## TASK BRIEF
Show only lines that include "Corrupción".

+++++

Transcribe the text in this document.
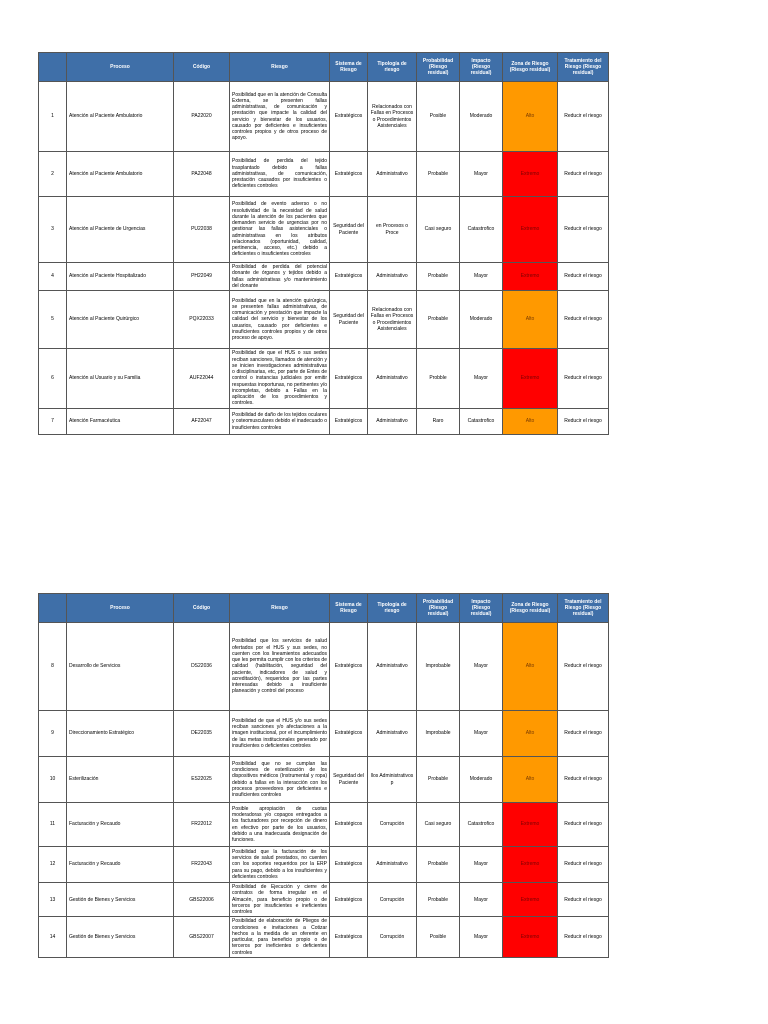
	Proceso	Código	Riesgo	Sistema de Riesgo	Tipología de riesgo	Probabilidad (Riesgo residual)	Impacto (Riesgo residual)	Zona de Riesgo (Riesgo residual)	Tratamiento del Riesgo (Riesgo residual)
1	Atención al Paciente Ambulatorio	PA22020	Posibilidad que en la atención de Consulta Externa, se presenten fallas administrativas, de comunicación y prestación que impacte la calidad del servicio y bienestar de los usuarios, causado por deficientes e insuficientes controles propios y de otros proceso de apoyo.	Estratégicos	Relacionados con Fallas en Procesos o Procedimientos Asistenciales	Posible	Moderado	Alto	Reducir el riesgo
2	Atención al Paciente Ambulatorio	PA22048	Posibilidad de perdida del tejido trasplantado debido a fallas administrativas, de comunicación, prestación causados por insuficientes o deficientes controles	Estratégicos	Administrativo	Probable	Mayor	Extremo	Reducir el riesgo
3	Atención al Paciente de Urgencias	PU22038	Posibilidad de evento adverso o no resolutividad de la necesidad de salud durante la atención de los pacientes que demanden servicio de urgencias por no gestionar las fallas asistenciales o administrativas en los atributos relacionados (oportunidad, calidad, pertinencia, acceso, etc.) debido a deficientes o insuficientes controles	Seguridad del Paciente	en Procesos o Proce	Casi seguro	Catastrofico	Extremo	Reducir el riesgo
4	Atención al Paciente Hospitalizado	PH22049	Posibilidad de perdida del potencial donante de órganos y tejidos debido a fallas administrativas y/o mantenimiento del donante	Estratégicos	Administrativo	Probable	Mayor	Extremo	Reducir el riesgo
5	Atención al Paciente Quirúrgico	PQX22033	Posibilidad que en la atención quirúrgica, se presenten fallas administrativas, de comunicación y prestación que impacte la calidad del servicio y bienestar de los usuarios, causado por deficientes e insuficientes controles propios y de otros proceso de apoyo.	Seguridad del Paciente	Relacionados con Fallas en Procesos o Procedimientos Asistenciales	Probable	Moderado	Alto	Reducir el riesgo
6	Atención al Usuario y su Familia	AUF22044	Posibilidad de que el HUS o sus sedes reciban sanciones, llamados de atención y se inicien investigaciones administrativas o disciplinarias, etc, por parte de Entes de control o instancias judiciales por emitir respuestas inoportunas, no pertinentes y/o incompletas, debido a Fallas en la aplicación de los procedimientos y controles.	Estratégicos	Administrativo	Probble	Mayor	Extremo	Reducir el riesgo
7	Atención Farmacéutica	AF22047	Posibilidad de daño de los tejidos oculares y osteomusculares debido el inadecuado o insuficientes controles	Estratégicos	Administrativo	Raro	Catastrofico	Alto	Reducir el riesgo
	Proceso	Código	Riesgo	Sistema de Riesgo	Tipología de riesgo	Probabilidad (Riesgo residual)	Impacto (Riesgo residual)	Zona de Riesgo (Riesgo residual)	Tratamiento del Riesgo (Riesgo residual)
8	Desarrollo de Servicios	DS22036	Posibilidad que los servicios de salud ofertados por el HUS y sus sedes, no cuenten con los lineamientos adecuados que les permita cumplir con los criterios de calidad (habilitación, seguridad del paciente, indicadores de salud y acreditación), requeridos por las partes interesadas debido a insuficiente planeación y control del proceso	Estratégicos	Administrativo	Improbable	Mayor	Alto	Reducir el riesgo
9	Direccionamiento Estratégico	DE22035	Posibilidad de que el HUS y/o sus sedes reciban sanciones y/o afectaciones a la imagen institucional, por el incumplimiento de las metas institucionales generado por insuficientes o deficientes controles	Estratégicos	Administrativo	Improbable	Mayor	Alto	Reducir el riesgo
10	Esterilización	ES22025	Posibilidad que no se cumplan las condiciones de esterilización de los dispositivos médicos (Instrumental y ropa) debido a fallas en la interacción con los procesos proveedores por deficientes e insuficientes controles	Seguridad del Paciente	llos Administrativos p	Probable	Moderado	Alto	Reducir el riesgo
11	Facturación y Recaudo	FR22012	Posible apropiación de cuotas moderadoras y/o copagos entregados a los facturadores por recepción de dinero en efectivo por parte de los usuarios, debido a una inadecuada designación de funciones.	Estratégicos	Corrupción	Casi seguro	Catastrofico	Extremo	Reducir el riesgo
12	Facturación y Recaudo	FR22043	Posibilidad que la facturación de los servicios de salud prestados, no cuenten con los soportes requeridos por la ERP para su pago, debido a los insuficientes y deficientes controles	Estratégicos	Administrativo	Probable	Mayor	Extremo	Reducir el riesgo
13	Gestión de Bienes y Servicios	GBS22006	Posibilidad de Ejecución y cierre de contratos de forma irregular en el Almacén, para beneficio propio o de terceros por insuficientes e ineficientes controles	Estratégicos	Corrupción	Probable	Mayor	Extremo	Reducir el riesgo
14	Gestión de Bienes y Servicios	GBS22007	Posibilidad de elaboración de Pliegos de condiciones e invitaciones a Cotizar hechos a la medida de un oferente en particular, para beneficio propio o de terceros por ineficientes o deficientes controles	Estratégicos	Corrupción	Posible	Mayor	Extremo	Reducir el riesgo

+++++

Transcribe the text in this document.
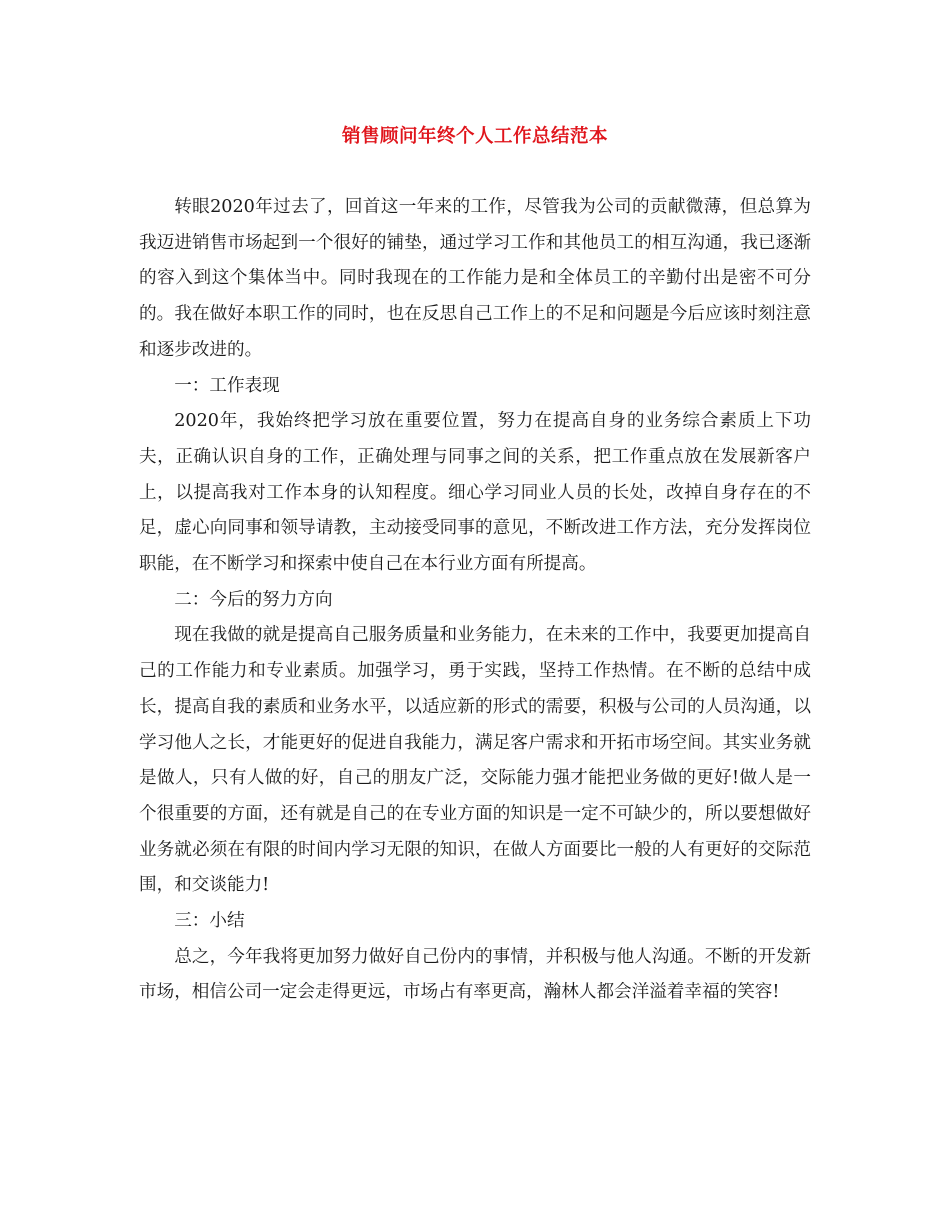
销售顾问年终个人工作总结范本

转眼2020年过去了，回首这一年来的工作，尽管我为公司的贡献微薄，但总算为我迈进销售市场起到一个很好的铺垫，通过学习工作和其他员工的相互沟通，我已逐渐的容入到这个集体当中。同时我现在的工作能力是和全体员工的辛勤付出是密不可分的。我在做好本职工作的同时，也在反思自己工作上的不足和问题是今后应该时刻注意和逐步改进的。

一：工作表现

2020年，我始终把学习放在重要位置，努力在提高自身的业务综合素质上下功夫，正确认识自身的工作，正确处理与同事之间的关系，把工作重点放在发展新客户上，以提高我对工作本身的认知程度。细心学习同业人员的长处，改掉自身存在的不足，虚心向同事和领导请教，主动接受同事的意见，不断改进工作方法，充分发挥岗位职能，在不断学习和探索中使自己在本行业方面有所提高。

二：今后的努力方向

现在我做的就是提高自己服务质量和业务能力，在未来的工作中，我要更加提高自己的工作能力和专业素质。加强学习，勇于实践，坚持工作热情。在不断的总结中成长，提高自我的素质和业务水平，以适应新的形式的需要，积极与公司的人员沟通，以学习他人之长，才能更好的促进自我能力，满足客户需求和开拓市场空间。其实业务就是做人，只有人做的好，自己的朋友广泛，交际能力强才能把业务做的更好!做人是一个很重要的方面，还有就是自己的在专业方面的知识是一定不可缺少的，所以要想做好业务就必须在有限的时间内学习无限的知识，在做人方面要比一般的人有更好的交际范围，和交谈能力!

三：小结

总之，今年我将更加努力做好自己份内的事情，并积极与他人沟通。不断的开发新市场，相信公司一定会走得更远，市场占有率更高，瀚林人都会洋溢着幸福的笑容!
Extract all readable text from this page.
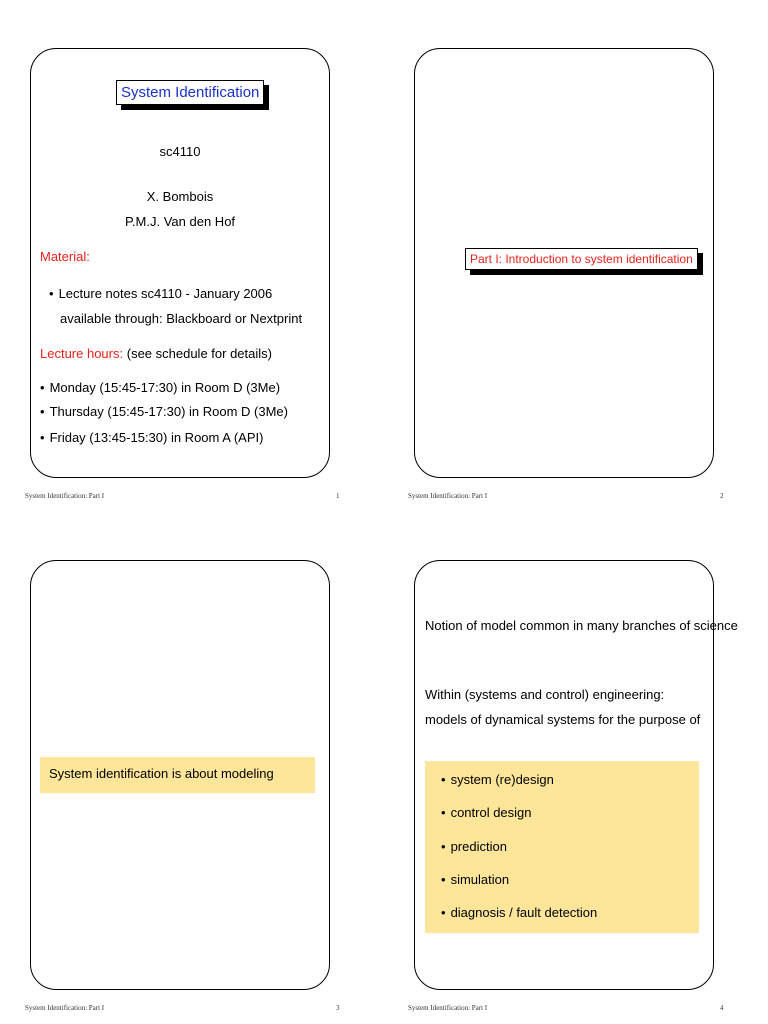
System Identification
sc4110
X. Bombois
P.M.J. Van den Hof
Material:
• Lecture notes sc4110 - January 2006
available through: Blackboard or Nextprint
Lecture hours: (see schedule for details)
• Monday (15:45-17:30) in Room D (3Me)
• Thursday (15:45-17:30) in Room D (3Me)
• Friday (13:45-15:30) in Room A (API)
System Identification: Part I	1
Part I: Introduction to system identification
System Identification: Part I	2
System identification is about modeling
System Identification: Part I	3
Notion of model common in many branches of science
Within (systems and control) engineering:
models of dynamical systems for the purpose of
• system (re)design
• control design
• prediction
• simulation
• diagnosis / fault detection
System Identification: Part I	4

+++++

## COMPLETED EXERCISE
11	Facturación y Recaudo	FR22012	Posible apropiación de cuotas moderadoras y/o copagos entregados a los facturadores por recepción de dinero en efectivo por parte de los usuarios, debido a una inadecuada designación de funciones.	Estratégicos	Corrupción	Casi seguro	Catastrofico	Extremo	Reducir el riesgo
13	Gestión de Bienes y Servicios	GBS22006	Posibilidad de Ejecución y cierre de contratos de forma irregular en el Almacén, para beneficio propio o de terceros por insuficientes e ineficientes controles	Estratégicos	Corrupción	Probable	Mayor	Extremo	Reducir el riesgo
14	Gestión de Bienes y Servicios	GBS22007	Posibilidad de elaboración de Pliegos de condiciones e invitaciones a Cotizar hechos a la medida de un oferente en particular, para beneficio propio o de terceros por ineficientes o deficientes controles	Estratégicos	Corrupción	Posible	Mayor	Extremo	Reducir el riesgo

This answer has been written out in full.